> _STATED EXERCISE_: Reproduce each line of the listing exactly.

> _RECORDS SHOWN_:
※ ※ ※
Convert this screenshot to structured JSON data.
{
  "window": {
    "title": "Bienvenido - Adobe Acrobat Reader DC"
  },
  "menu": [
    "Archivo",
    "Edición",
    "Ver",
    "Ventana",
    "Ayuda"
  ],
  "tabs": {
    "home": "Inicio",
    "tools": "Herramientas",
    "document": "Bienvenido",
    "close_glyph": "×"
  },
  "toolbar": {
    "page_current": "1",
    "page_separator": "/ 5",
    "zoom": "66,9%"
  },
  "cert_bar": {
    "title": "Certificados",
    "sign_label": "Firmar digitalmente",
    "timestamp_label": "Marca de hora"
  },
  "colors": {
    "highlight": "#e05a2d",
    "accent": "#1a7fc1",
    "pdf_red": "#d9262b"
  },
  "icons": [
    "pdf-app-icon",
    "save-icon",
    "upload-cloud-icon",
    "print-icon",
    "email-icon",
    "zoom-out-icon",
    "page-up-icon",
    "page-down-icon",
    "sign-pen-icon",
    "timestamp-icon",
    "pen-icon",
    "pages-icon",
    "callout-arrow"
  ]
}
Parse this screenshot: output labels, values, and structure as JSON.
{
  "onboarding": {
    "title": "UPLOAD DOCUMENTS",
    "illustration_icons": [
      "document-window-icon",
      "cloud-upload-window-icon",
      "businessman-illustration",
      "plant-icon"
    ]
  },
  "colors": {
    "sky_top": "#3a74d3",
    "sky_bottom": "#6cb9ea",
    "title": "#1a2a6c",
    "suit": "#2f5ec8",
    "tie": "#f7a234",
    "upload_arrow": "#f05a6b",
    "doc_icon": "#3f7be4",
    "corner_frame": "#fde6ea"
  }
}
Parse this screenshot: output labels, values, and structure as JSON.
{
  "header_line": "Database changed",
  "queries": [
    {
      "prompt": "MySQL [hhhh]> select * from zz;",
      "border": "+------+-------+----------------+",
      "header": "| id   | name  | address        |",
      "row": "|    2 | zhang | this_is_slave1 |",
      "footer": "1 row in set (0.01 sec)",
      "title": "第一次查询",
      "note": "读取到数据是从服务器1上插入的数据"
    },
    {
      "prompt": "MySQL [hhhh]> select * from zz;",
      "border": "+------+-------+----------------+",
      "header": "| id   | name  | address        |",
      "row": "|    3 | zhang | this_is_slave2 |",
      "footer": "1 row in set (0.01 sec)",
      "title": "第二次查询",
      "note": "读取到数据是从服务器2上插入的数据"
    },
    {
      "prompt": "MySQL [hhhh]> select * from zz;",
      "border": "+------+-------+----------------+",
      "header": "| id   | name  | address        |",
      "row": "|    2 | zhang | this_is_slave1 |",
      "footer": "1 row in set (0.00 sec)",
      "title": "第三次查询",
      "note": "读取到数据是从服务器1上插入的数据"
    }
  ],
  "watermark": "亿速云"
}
※ ※ ※
> _EXERCISE ANSWER_:
Convert this screenshot to structured JSON data.
{
  "window": {
    "title": "Bienvenido - Adobe Acrobat Reader DC"
  },
  "menu": [
    "Archivo",
    "Edición",
    "Ver",
    "Ventana",
    "Ayuda"
  ],
  "tabs": {
    "home": "Inicio",
    "tools": "Herramientas",
    "document": "Bienvenido",
    "close_glyph": "×"
  },
  "toolbar": {
    "page_current": "1",
    "page_separator": "/ 5",
    "zoom": "66,9%"
  },
  "cert_bar": {
    "title": "Certificados",
    "sign_label": "Firmar digitalmente",
    "timestamp_label": "Marca de hora"
  },
  "colors": {
    "highlight": "#e05a2d",
    "accent": "#1a7fc1",
    "pdf_red": "#d9262b"
  },
  "icons": [
    "pdf-app-icon",
    "save-icon",
    "upload-cloud-icon",
    "print-icon",
    "email-icon",
    "zoom-out-icon",
    "page-up-icon",
    "page-down-icon",
    "sign-pen-icon",
    "timestamp-icon",
    "pen-icon",
    "pages-icon",
    "callout-arrow"
  ]
}
Parse this screenshot: output labels, values, and structure as JSON.
{
  "onboarding": {
    "title": "UPLOAD DOCUMENTS",
    "illustration_icons": [
      "document-window-icon",
      "cloud-upload-window-icon",
      "businessman-illustration",
      "plant-icon"
    ]
  },
  "colors": {
    "sky_top": "#3a74d3",
    "sky_bottom": "#6cb9ea",
    "title": "#1a2a6c",
    "suit": "#2f5ec8",
    "tie": "#f7a234",
    "upload_arrow": "#f05a6b",
    "doc_icon": "#3f7be4",
    "corner_frame": "#fde6ea"
  }
}
Parse this screenshot: output labels, values, and structure as JSON.
{
  "header_line": "Database changed",
  "queries": [
    {
      "prompt": "MySQL [hhhh]> select * from zz;",
      "border": "+------+-------+----------------+",
      "header": "| id   | name  | address        |",
      "row": "|    2 | zhang | this_is_slave1 |",
      "footer": "1 row in set (0.01 sec)",
      "title": "第一次查询",
      "note": "读取到数据是从服务器1上插入的数据"
    },
    {
      "prompt": "MySQL [hhhh]> select * from zz;",
      "border": "+------+-------+----------------+",
      "header": "| id   | name  | address        |",
      "row": "|    3 | zhang | this_is_slave2 |",
      "footer": "1 row in set (0.01 sec)",
      "title": "第二次查询",
      "note": "读取到数据是从服务器2上插入的数据"
    },
    {
      "prompt": "MySQL [hhhh]> select * from zz;",
      "border": "+------+-------+----------------+",
      "header": "| id   | name  | address        |",
      "row": "|    2 | zhang | this_is_slave1 |",
      "footer": "1 row in set (0.00 sec)",
      "title": "第三次查询",
      "note": "读取到数据是从服务器1上插入的数据"
    }
  ],
  "watermark": "亿速云"
}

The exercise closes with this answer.